- **Your task**
This exercise calls for every line of the data below with the string "expression" in it.

======== Records provided ========

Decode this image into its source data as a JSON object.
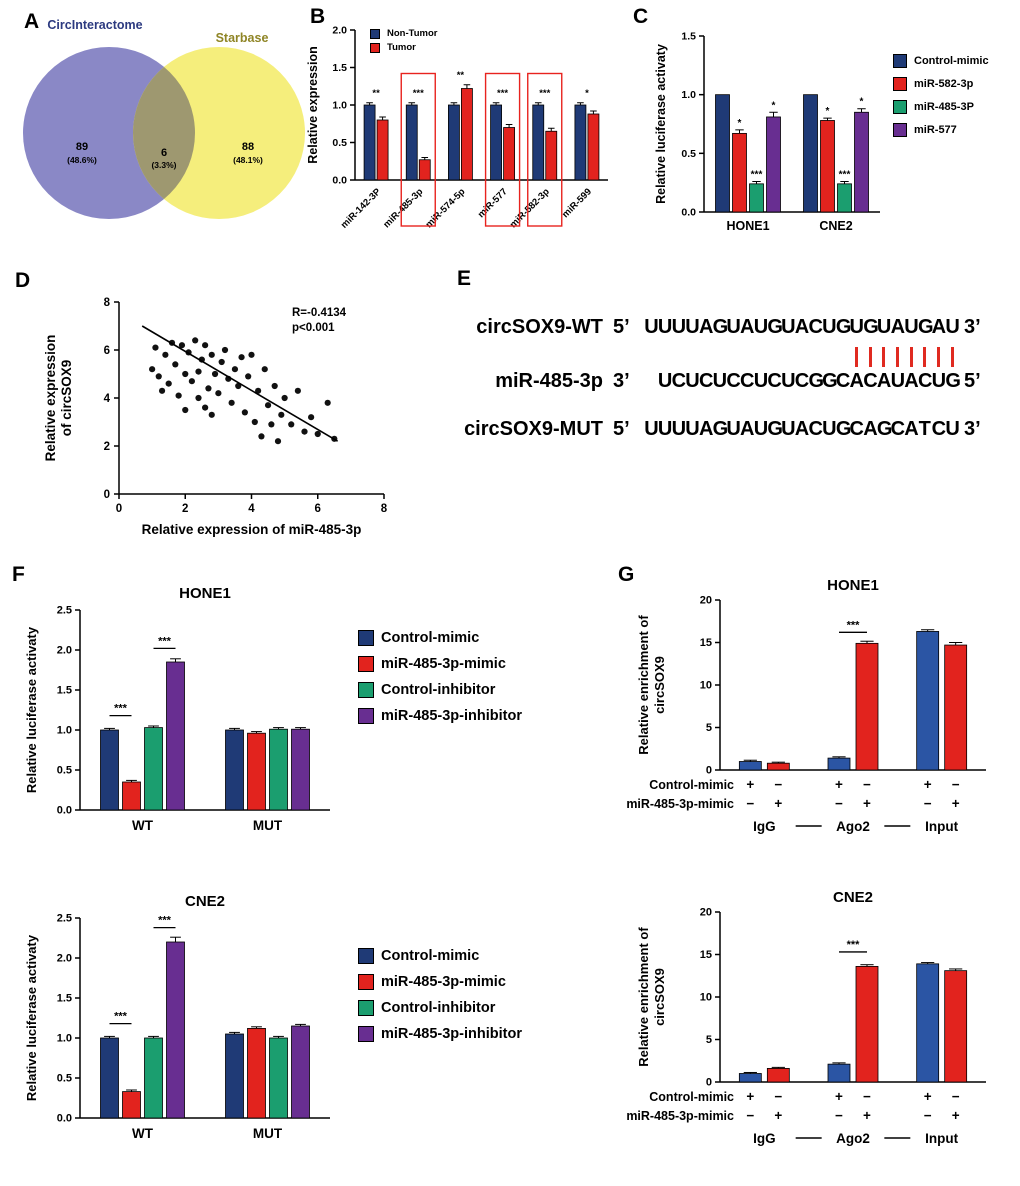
{
  "colors": {
    "navy": "#1f3a76",
    "red": "#e2231e",
    "green": "#1b9e6f",
    "purple": "#682e91",
    "blue2": "#2b55a4",
    "venn_left_fill": "#8a88c6",
    "venn_right_fill": "#f5ee7c",
    "venn_overlap_fill": "#9e9870",
    "venn_left_title": "#2c3a80",
    "venn_right_title": "#8f8526",
    "sig_box": "#e8231e",
    "match_line": "#e02a20"
  },
  "panel_labels": {
    "a": "A",
    "b": "B",
    "c": "C",
    "d": "D",
    "e": "E",
    "f": "F",
    "g": "G"
  },
  "venn": {
    "left_title": "CircInteractome",
    "right_title": "Starbase",
    "left_count": "89",
    "left_pct": "(48.6%)",
    "overlap_count": "6",
    "overlap_pct": "(3.3%)",
    "right_count": "88",
    "right_pct": "(48.1%)"
  },
  "sequence_panel": {
    "rows": [
      {
        "name": "circSOX9-WT",
        "prefix": "5’",
        "seq": "UUUUAGUAUGUACUGUGUAUGAU",
        "suffix": "3’"
      },
      {
        "name": "miR-485-3p",
        "prefix": "3’",
        "seq": "UCUCUCCUCUCGGCACAUACUG",
        "suffix": "5’"
      },
      {
        "name": "circSOX9-MUT",
        "prefix": "5’",
        "seq": "UUUUAGUAUGUACUGCAGCATCU",
        "suffix": "3’"
      }
    ],
    "match_count": 8
  },
  "chart_data": [
    {
      "id": "panel_b",
      "type": "bar",
      "title": "",
      "ylabel": "Relative expression",
      "ylim": [
        0,
        2.0
      ],
      "yticks": [
        0,
        0.5,
        1.0,
        1.5,
        2.0
      ],
      "categories": [
        "miR-142-3P",
        "miR-485-3p",
        "miR-574-5p",
        "miR-577",
        "miR-582-3p",
        "miR-599"
      ],
      "series": [
        {
          "name": "Non-Tumor",
          "color": "navy",
          "values": [
            1.0,
            1.0,
            1.0,
            1.0,
            1.0,
            1.0
          ],
          "errors": [
            0.03,
            0.03,
            0.03,
            0.03,
            0.03,
            0.03
          ]
        },
        {
          "name": "Tumor",
          "color": "red",
          "values": [
            0.8,
            0.27,
            1.22,
            0.7,
            0.65,
            0.88
          ],
          "errors": [
            0.04,
            0.03,
            0.05,
            0.04,
            0.04,
            0.04
          ]
        }
      ],
      "sig_labels": [
        "**",
        "***",
        "**",
        "***",
        "***",
        "*"
      ],
      "boxed_categories": [
        1,
        3,
        4
      ],
      "legend_position": "top-left"
    },
    {
      "id": "panel_c",
      "type": "bar",
      "title": "",
      "ylabel": "Relative luciferase activaty",
      "ylim": [
        0,
        1.5
      ],
      "yticks": [
        0,
        0.5,
        1.0,
        1.5
      ],
      "categories": [
        "HONE1",
        "CNE2"
      ],
      "series": [
        {
          "name": "Control-mimic",
          "color": "navy",
          "values": [
            1.0,
            1.0
          ],
          "errors": [
            0,
            0
          ]
        },
        {
          "name": "miR-582-3p",
          "color": "red",
          "values": [
            0.67,
            0.78
          ],
          "errors": [
            0.03,
            0.02
          ]
        },
        {
          "name": "miR-485-3P",
          "color": "green",
          "values": [
            0.24,
            0.24
          ],
          "errors": [
            0.02,
            0.02
          ]
        },
        {
          "name": "miR-577",
          "color": "purple",
          "values": [
            0.81,
            0.85
          ],
          "errors": [
            0.04,
            0.03
          ]
        }
      ],
      "sig_per_bar": [
        [
          "",
          "*",
          "***",
          "*"
        ],
        [
          "",
          "*",
          "***",
          "*"
        ]
      ],
      "legend_position": "right"
    },
    {
      "id": "panel_d",
      "type": "scatter",
      "xlabel": "Relative expression of miR-485-3p",
      "ylabel": "Relative expression\nof circSOX9",
      "xlim": [
        0,
        8
      ],
      "ylim": [
        0,
        8
      ],
      "xticks": [
        0,
        2,
        4,
        6,
        8
      ],
      "yticks": [
        0,
        2,
        4,
        6,
        8
      ],
      "annotation_lines": [
        "R=-0.4134",
        "p<0.001"
      ],
      "trendline": {
        "x1": 0.7,
        "y1": 7.0,
        "x2": 6.6,
        "y2": 2.2
      },
      "points": [
        [
          1.0,
          5.2
        ],
        [
          1.1,
          6.1
        ],
        [
          1.2,
          4.9
        ],
        [
          1.3,
          4.3
        ],
        [
          1.4,
          5.8
        ],
        [
          1.5,
          4.6
        ],
        [
          1.6,
          6.3
        ],
        [
          1.7,
          5.4
        ],
        [
          1.8,
          4.1
        ],
        [
          1.9,
          6.2
        ],
        [
          2.0,
          5.0
        ],
        [
          2.0,
          3.5
        ],
        [
          2.1,
          5.9
        ],
        [
          2.2,
          4.7
        ],
        [
          2.3,
          6.4
        ],
        [
          2.4,
          5.1
        ],
        [
          2.4,
          4.0
        ],
        [
          2.5,
          5.6
        ],
        [
          2.6,
          6.2
        ],
        [
          2.6,
          3.6
        ],
        [
          2.7,
          4.4
        ],
        [
          2.8,
          5.8
        ],
        [
          2.8,
          3.3
        ],
        [
          2.9,
          5.0
        ],
        [
          3.0,
          4.2
        ],
        [
          3.1,
          5.5
        ],
        [
          3.2,
          6.0
        ],
        [
          3.3,
          4.8
        ],
        [
          3.4,
          3.8
        ],
        [
          3.5,
          5.2
        ],
        [
          3.6,
          4.5
        ],
        [
          3.7,
          5.7
        ],
        [
          3.8,
          3.4
        ],
        [
          3.9,
          4.9
        ],
        [
          4.0,
          5.8
        ],
        [
          4.1,
          3.0
        ],
        [
          4.2,
          4.3
        ],
        [
          4.3,
          2.4
        ],
        [
          4.4,
          5.2
        ],
        [
          4.5,
          3.7
        ],
        [
          4.6,
          2.9
        ],
        [
          4.7,
          4.5
        ],
        [
          4.8,
          2.2
        ],
        [
          4.9,
          3.3
        ],
        [
          5.0,
          4.0
        ],
        [
          5.2,
          2.9
        ],
        [
          5.4,
          4.3
        ],
        [
          5.6,
          2.6
        ],
        [
          5.8,
          3.2
        ],
        [
          6.0,
          2.5
        ],
        [
          6.3,
          3.8
        ],
        [
          6.5,
          2.3
        ]
      ]
    },
    {
      "id": "panel_f_hone1",
      "type": "bar",
      "title": "HONE1",
      "ylabel": "Relative luciferase activaty",
      "ylim": [
        0,
        2.5
      ],
      "yticks": [
        0,
        0.5,
        1.0,
        1.5,
        2.0,
        2.5
      ],
      "categories": [
        "WT",
        "MUT"
      ],
      "series": [
        {
          "name": "Control-mimic",
          "color": "navy",
          "values": [
            1.0,
            1.0
          ],
          "errors": [
            0.02,
            0.02
          ]
        },
        {
          "name": "miR-485-3p-mimic",
          "color": "red",
          "values": [
            0.35,
            0.96
          ],
          "errors": [
            0.02,
            0.02
          ]
        },
        {
          "name": "Control-inhibitor",
          "color": "green",
          "values": [
            1.03,
            1.01
          ],
          "errors": [
            0.02,
            0.02
          ]
        },
        {
          "name": "miR-485-3p-inhibitor",
          "color": "purple",
          "values": [
            1.85,
            1.01
          ],
          "errors": [
            0.04,
            0.02
          ]
        }
      ],
      "sig_brackets": [
        {
          "category": 0,
          "from": 0,
          "to": 1,
          "label": "***",
          "y": 1.18
        },
        {
          "category": 0,
          "from": 2,
          "to": 3,
          "label": "***",
          "y": 2.02
        }
      ],
      "legend_position": "right"
    },
    {
      "id": "panel_f_cne2",
      "type": "bar",
      "title": "CNE2",
      "ylabel": "Relative luciferase activaty",
      "ylim": [
        0,
        2.5
      ],
      "yticks": [
        0,
        0.5,
        1.0,
        1.5,
        2.0,
        2.5
      ],
      "categories": [
        "WT",
        "MUT"
      ],
      "series": [
        {
          "name": "Control-mimic",
          "color": "navy",
          "values": [
            1.0,
            1.05
          ],
          "errors": [
            0.02,
            0.02
          ]
        },
        {
          "name": "miR-485-3p-mimic",
          "color": "red",
          "values": [
            0.33,
            1.12
          ],
          "errors": [
            0.02,
            0.02
          ]
        },
        {
          "name": "Control-inhibitor",
          "color": "green",
          "values": [
            1.0,
            1.0
          ],
          "errors": [
            0.02,
            0.02
          ]
        },
        {
          "name": "miR-485-3p-inhibitor",
          "color": "purple",
          "values": [
            2.2,
            1.15
          ],
          "errors": [
            0.06,
            0.02
          ]
        }
      ],
      "sig_brackets": [
        {
          "category": 0,
          "from": 0,
          "to": 1,
          "label": "***",
          "y": 1.18
        },
        {
          "category": 0,
          "from": 2,
          "to": 3,
          "label": "***",
          "y": 2.38
        }
      ],
      "legend_position": "right"
    },
    {
      "id": "panel_g_hone1",
      "type": "bar",
      "title": "HONE1",
      "ylabel": "Relative enrichment of\ncircSOX9",
      "ylim": [
        0,
        20
      ],
      "yticks": [
        0,
        5,
        10,
        15,
        20
      ],
      "categories": [
        "IgG",
        "Ago2",
        "Input"
      ],
      "series": [
        {
          "name": "Control-mimic",
          "color": "blue2",
          "values": [
            1.0,
            1.4,
            16.3
          ],
          "errors": [
            0.15,
            0.15,
            0.2
          ]
        },
        {
          "name": "miR-485-3p-mimic",
          "color": "red",
          "values": [
            0.8,
            14.9,
            14.7
          ],
          "errors": [
            0.12,
            0.25,
            0.3
          ]
        }
      ],
      "sig_brackets": [
        {
          "category": 1,
          "from": 0,
          "to": 1,
          "label": "***",
          "y": 16.2
        }
      ],
      "condition_rows": [
        {
          "label": "Control-mimic",
          "symbols": [
            "+",
            "−",
            "+",
            "−",
            "+",
            "−"
          ]
        },
        {
          "label": "miR-485-3p-mimic",
          "symbols": [
            "−",
            "+",
            "−",
            "+",
            "−",
            "+"
          ]
        }
      ],
      "group_labels_bottom": true
    },
    {
      "id": "panel_g_cne2",
      "type": "bar",
      "title": "CNE2",
      "ylabel": "Relative enrichment of\ncircSOX9",
      "ylim": [
        0,
        20
      ],
      "yticks": [
        0,
        5,
        10,
        15,
        20
      ],
      "categories": [
        "IgG",
        "Ago2",
        "Input"
      ],
      "series": [
        {
          "name": "Control-mimic",
          "color": "blue2",
          "values": [
            1.0,
            2.1,
            13.9
          ],
          "errors": [
            0.12,
            0.15,
            0.15
          ]
        },
        {
          "name": "miR-485-3p-mimic",
          "color": "red",
          "values": [
            1.6,
            13.6,
            13.1
          ],
          "errors": [
            0.12,
            0.2,
            0.2
          ]
        }
      ],
      "sig_brackets": [
        {
          "category": 1,
          "from": 0,
          "to": 1,
          "label": "***",
          "y": 15.3
        }
      ],
      "condition_rows": [
        {
          "label": "Control-mimic",
          "symbols": [
            "+",
            "−",
            "+",
            "−",
            "+",
            "−"
          ]
        },
        {
          "label": "miR-485-3p-mimic",
          "symbols": [
            "−",
            "+",
            "−",
            "+",
            "−",
            "+"
          ]
        }
      ],
      "group_labels_bottom": true
    }
  ]
}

========

- **Exercise result**
      "ylabel": "Relative expression",
      "xlabel": "Relative expression of miR-485-3p",
      "ylabel": "Relative expression\nof circSOX9",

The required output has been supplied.